Information given:
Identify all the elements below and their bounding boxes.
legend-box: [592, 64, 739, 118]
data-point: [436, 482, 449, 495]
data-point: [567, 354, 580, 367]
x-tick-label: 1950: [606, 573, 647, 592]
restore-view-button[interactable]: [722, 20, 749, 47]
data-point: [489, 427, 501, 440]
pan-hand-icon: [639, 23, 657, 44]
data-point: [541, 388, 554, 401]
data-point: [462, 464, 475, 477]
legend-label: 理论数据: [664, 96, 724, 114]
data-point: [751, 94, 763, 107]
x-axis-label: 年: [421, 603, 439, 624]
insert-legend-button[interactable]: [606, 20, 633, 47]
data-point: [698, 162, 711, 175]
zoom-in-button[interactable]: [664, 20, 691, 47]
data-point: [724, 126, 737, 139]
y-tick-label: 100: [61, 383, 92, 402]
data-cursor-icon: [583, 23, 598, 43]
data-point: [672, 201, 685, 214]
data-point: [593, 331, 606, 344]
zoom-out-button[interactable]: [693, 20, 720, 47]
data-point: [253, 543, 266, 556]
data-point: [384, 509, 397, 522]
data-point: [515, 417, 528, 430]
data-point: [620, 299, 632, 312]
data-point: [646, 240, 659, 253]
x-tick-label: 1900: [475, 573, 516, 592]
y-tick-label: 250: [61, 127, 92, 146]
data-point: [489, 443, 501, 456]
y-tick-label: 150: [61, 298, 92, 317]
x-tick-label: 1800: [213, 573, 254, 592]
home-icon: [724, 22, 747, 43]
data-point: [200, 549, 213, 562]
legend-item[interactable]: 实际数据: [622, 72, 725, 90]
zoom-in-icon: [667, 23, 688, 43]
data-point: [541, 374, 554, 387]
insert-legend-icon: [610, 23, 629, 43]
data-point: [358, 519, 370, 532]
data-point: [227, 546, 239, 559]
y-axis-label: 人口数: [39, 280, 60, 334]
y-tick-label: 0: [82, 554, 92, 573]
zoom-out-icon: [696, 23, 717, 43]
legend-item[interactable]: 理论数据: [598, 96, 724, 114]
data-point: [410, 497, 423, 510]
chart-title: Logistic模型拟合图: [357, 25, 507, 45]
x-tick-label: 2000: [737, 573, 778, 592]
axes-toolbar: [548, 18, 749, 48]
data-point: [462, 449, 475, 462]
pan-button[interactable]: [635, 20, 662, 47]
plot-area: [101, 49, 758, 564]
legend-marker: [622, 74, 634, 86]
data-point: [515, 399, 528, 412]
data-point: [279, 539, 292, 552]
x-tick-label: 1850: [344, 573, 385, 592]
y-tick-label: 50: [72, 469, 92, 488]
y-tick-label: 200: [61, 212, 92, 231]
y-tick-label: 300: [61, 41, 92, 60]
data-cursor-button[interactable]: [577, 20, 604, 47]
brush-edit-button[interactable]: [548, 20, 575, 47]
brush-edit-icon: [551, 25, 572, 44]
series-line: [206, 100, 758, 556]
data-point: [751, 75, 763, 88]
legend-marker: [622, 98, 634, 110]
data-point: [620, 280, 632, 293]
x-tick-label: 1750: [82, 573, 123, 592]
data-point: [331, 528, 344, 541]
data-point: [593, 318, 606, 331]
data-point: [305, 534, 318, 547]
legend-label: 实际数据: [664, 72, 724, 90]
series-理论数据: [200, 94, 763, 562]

What is asked:
Recast the data above as a JSON array of strings, with one string for each line and blank lines omitted.

Task output:
[
  "Identify all the elements below and their bounding boxes.",
  "legend-box: [592, 64, 739, 118]",
  "data-point: [436, 482, 449, 495]",
  "data-point: [567, 354, 580, 367]",
  "x-tick-label: 1950: [606, 573, 647, 592]",
  "restore-view-button[interactable]: [722, 20, 749, 47]",
  "data-point: [489, 427, 501, 440]",
  "pan-hand-icon: [639, 23, 657, 44]",
  "data-point: [541, 388, 554, 401]",
  "data-point: [462, 464, 475, 477]",
  "legend-label: 理论数据: [664, 96, 724, 114]",
  "data-point: [751, 94, 763, 107]",
  "x-axis-label: 年: [421, 603, 439, 624]",
  "insert-legend-button[interactable]: [606, 20, 633, 47]",
  "data-point: [698, 162, 711, 175]",
  "zoom-in-button[interactable]: [664, 20, 691, 47]",
  "data-point: [724, 126, 737, 139]",
  "y-tick-label: 100: [61, 383, 92, 402]",
  "data-cursor-icon: [583, 23, 598, 43]",
  "data-point: [672, 201, 685, 214]",
  "data-point: [593, 331, 606, 344]",
  "zoom-out-button[interactable]: [693, 20, 720, 47]",
  "data-point: [253, 543, 266, 556]",
  "data-point: [384, 509, 397, 522]",
  "data-point: [515, 417, 528, 430]",
  "data-point: [620, 299, 632, 312]",
  "data-point: [646, 240, 659, 253]",
  "x-tick-label: 1900: [475, 573, 516, 592]",
  "y-tick-label: 250: [61, 127, 92, 146]",
  "data-point: [489, 443, 501, 456]",
  "y-tick-label: 150: [61, 298, 92, 317]",
  "x-tick-label: 1800: [213, 573, 254, 592]",
  "home-icon: [724, 22, 747, 43]",
  "data-point: [200, 549, 213, 562]",
  "legend-item[interactable]: 实际数据: [622, 72, 725, 90]",
  "zoom-in-icon: [667, 23, 688, 43]",
  "data-point: [541, 374, 554, 387]",
  "insert-legend-icon: [610, 23, 629, 43]",
  "data-point: [358, 519, 370, 532]",
  "data-point: [227, 546, 239, 559]",
  "y-axis-label: 人口数: [39, 280, 60, 334]",
  "y-tick-label: 0: [82, 554, 92, 573]",
  "zoom-out-icon: [696, 23, 717, 43]",
  "legend-item[interactable]: 理论数据: [598, 96, 724, 114]",
  "data-point: [410, 497, 423, 510]",
  "chart-title: Logistic模型拟合图: [357, 25, 507, 45]",
  "x-tick-label: 2000: [737, 573, 778, 592]",
  "axes-toolbar: [548, 18, 749, 48]",
  "data-point: [462, 449, 475, 462]",
  "pan-button[interactable]: [635, 20, 662, 47]",
  "plot-area: [101, 49, 758, 564]",
  "legend-marker: [622, 74, 634, 86]",
  "data-point: [515, 399, 528, 412]",
  "data-point: [279, 539, 292, 552]",
  "x-tick-label: 1850: [344, 573, 385, 592]",
  "y-tick-label: 50: [72, 469, 92, 488]",
  "y-tick-label: 200: [61, 212, 92, 231]",
  "y-tick-label: 300: [61, 41, 92, 60]",
  "data-cursor-button[interactable]: [577, 20, 604, 47]",
  "brush-edit-button[interactable]: [548, 20, 575, 47]",
  "brush-edit-icon: [551, 25, 572, 44]",
  "series-line: [206, 100, 758, 556]",
  "data-point: [751, 75, 763, 88]",
  "legend-marker: [622, 98, 634, 110]",
  "data-point: [620, 280, 632, 293]",
  "x-tick-label: 1750: [82, 573, 123, 592]",
  "data-point: [331, 528, 344, 541]",
  "data-point: [593, 318, 606, 331]",
  "data-point: [305, 534, 318, 547]",
  "legend-label: 实际数据: [664, 72, 724, 90]",
  "series-理论数据: [200, 94, 763, 562]"
]